» **AVAILABLE DATA**
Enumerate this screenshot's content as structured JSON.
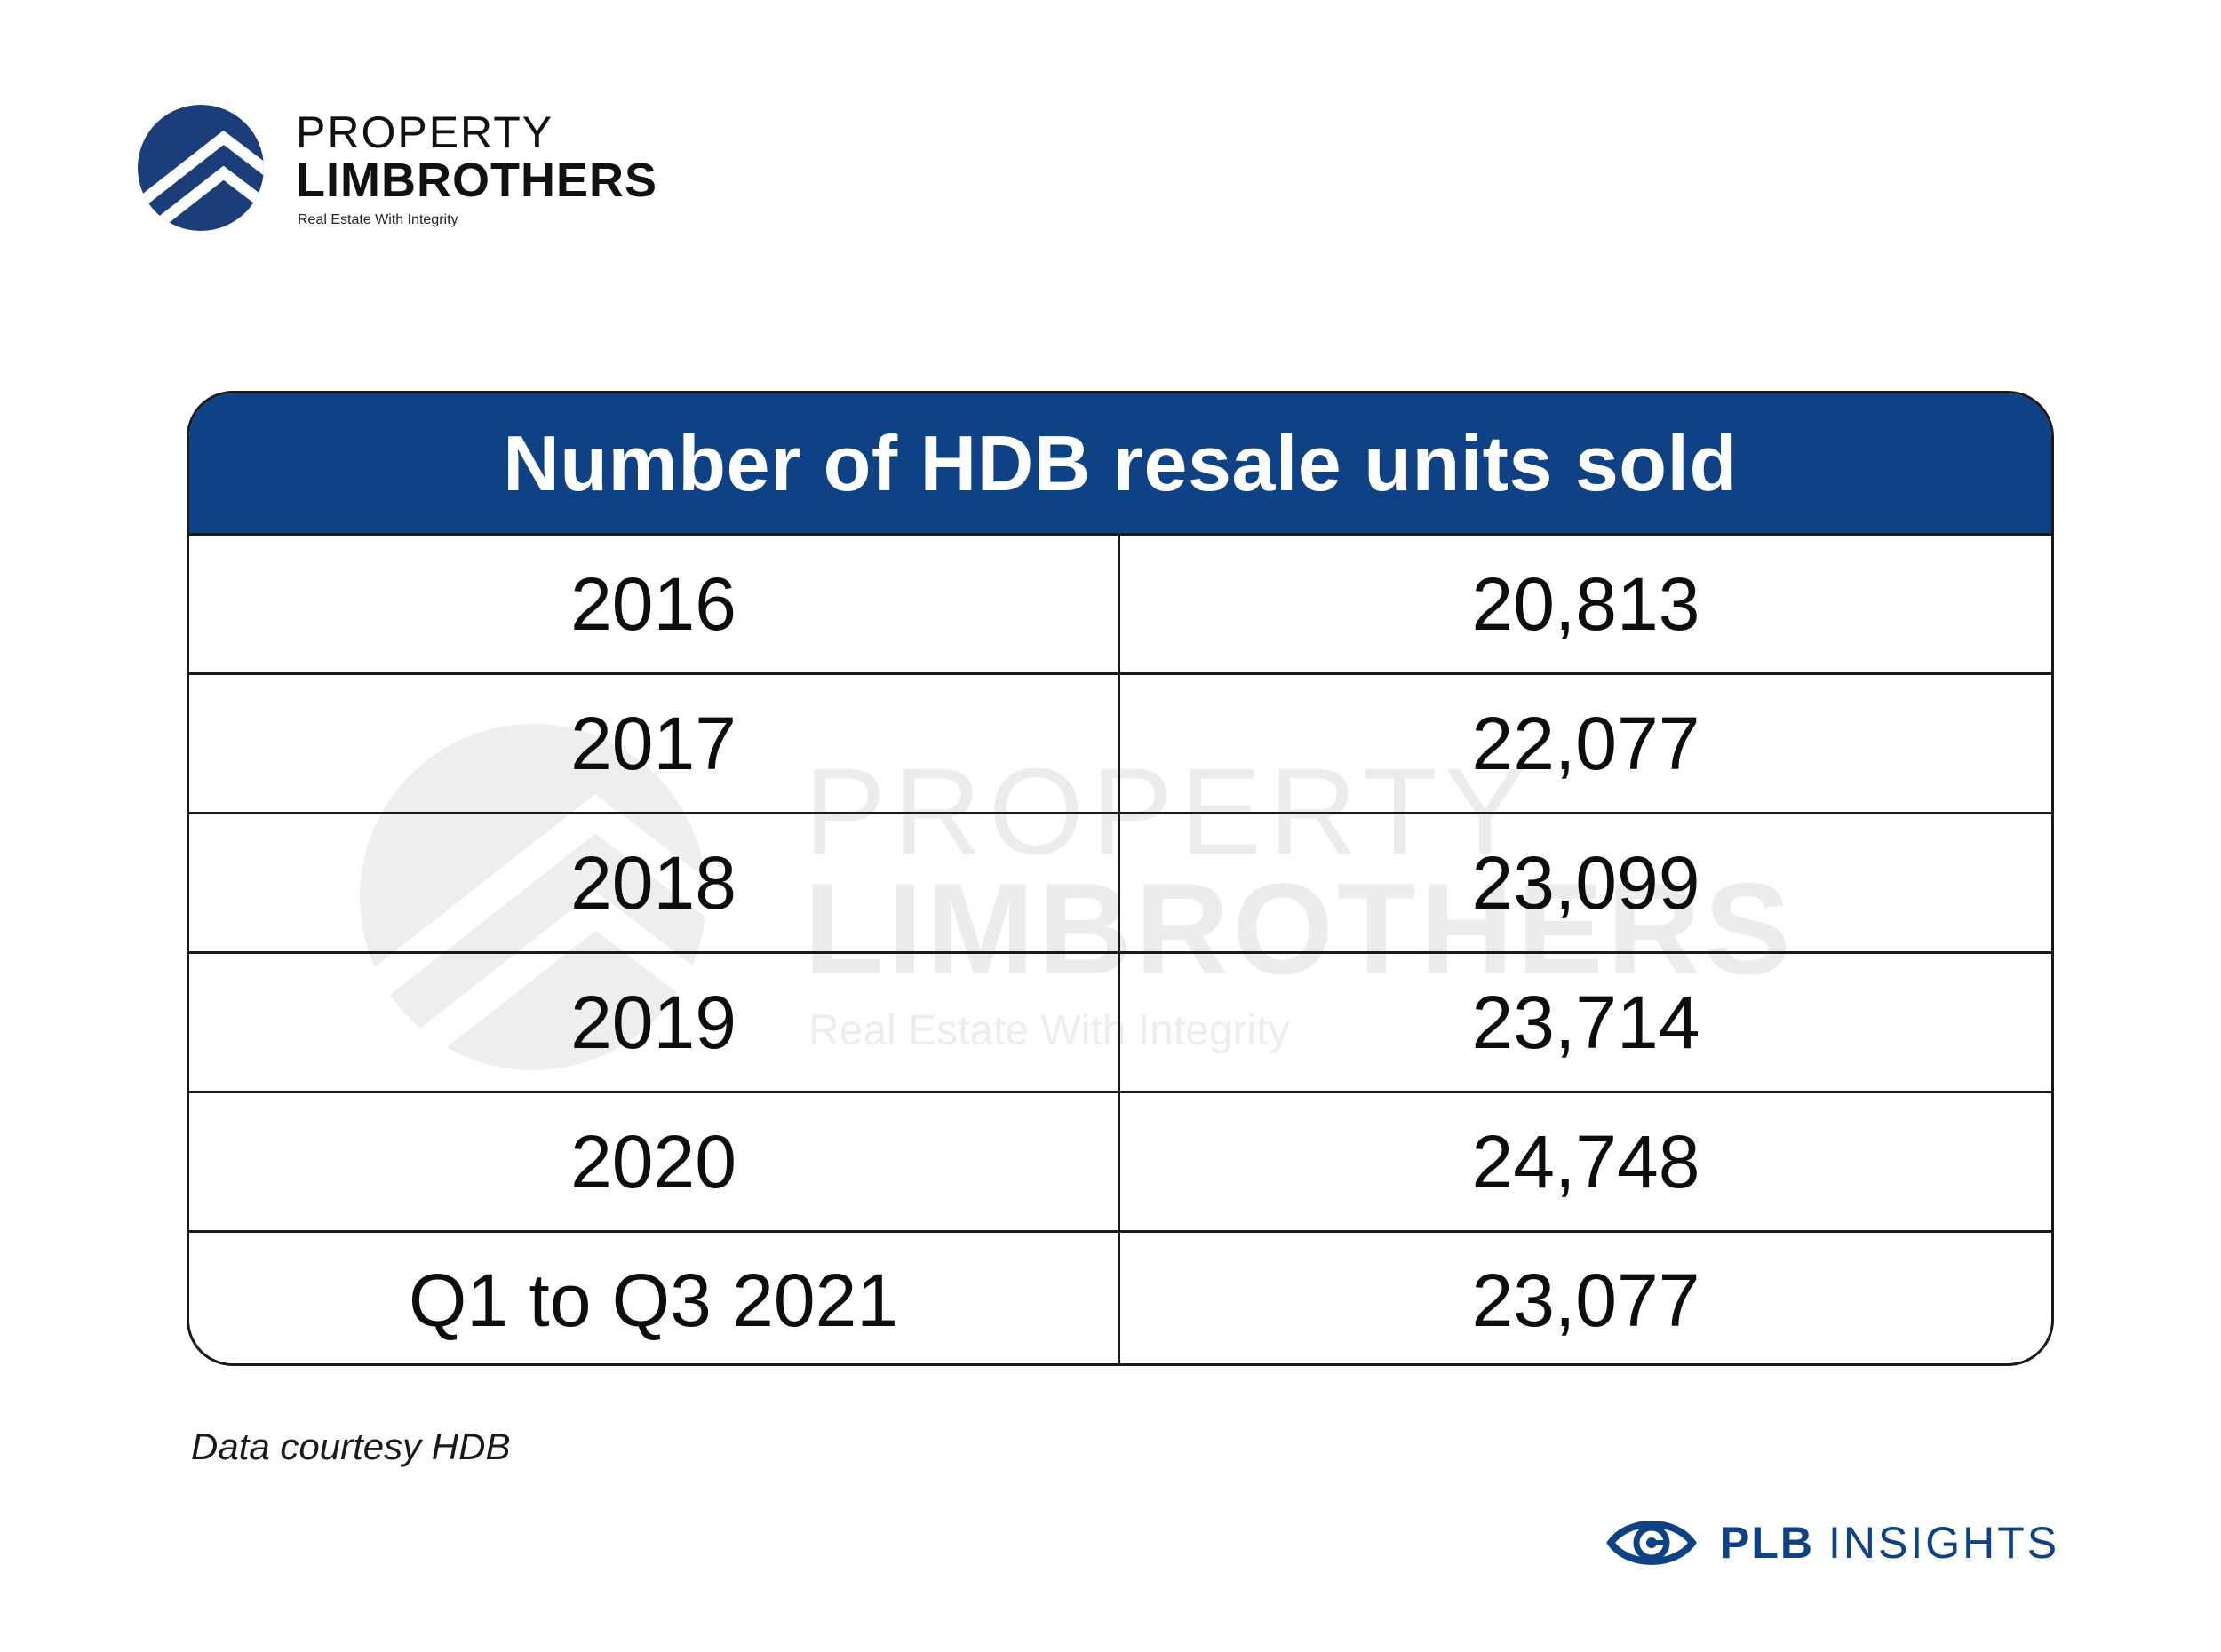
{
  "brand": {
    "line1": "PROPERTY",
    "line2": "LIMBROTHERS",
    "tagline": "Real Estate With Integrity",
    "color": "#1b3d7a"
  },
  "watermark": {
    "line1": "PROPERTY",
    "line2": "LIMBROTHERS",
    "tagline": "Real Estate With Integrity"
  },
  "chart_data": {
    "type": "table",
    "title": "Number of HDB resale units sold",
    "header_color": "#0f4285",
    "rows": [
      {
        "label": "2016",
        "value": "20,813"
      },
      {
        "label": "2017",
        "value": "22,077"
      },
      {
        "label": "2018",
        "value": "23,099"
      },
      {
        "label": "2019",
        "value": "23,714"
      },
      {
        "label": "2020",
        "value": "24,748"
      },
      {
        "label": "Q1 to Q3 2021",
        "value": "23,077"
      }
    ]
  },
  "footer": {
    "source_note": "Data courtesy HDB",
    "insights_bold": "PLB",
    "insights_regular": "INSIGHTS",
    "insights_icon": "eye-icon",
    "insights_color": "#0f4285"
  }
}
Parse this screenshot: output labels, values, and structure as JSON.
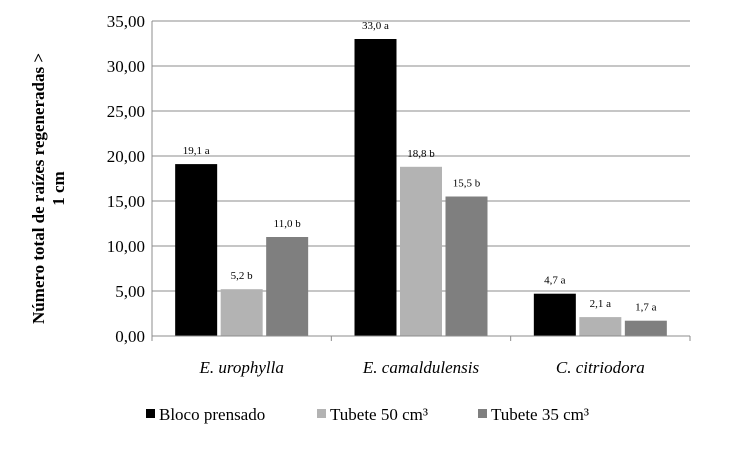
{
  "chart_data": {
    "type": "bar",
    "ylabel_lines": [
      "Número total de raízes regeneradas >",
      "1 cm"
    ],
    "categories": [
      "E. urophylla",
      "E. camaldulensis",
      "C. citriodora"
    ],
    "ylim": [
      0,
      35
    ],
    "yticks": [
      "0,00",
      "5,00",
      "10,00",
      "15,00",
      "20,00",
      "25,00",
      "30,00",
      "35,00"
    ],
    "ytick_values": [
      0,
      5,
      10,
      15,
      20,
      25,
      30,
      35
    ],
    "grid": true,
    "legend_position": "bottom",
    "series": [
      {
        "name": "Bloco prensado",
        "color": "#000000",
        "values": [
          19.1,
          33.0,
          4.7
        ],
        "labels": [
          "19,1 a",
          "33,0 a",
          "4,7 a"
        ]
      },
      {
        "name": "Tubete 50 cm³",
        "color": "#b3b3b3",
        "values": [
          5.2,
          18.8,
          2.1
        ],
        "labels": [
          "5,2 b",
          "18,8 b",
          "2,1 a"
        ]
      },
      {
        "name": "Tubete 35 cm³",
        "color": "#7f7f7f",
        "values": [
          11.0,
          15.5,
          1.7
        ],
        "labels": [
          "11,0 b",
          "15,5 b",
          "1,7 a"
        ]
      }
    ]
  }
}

» **WHAT IS ASKED**
What you return should match the records above word for word, minus the pictures.

» **WRITTEN RESPONSE**
Enumerate this screenshot's content as structured JSON.
{
  "brand": {
    "line1": "PROPERTY",
    "line2": "LIMBROTHERS",
    "tagline": "Real Estate With Integrity",
    "color": "#1b3d7a"
  },
  "watermark": {
    "line1": "PROPERTY",
    "line2": "LIMBROTHERS",
    "tagline": "Real Estate With Integrity"
  },
  "chart_data": {
    "type": "table",
    "title": "Number of HDB resale units sold",
    "header_color": "#0f4285",
    "rows": [
      {
        "label": "2016",
        "value": "20,813"
      },
      {
        "label": "2017",
        "value": "22,077"
      },
      {
        "label": "2018",
        "value": "23,099"
      },
      {
        "label": "2019",
        "value": "23,714"
      },
      {
        "label": "2020",
        "value": "24,748"
      },
      {
        "label": "Q1 to Q3 2021",
        "value": "23,077"
      }
    ]
  },
  "footer": {
    "source_note": "Data courtesy HDB",
    "insights_bold": "PLB",
    "insights_regular": "INSIGHTS",
    "insights_icon": "eye-icon",
    "insights_color": "#0f4285"
  }
}
Parse this screenshot: output labels, values, and structure as JSON.
{
  "chart_data": {
    "type": "bar",
    "ylabel_lines": [
      "Número total de raízes regeneradas >",
      "1 cm"
    ],
    "categories": [
      "E. urophylla",
      "E. camaldulensis",
      "C. citriodora"
    ],
    "ylim": [
      0,
      35
    ],
    "yticks": [
      "0,00",
      "5,00",
      "10,00",
      "15,00",
      "20,00",
      "25,00",
      "30,00",
      "35,00"
    ],
    "ytick_values": [
      0,
      5,
      10,
      15,
      20,
      25,
      30,
      35
    ],
    "grid": true,
    "legend_position": "bottom",
    "series": [
      {
        "name": "Bloco prensado",
        "color": "#000000",
        "values": [
          19.1,
          33.0,
          4.7
        ],
        "labels": [
          "19,1 a",
          "33,0 a",
          "4,7 a"
        ]
      },
      {
        "name": "Tubete 50 cm³",
        "color": "#b3b3b3",
        "values": [
          5.2,
          18.8,
          2.1
        ],
        "labels": [
          "5,2 b",
          "18,8 b",
          "2,1 a"
        ]
      },
      {
        "name": "Tubete 35 cm³",
        "color": "#7f7f7f",
        "values": [
          11.0,
          15.5,
          1.7
        ],
        "labels": [
          "11,0 b",
          "15,5 b",
          "1,7 a"
        ]
      }
    ]
  }
}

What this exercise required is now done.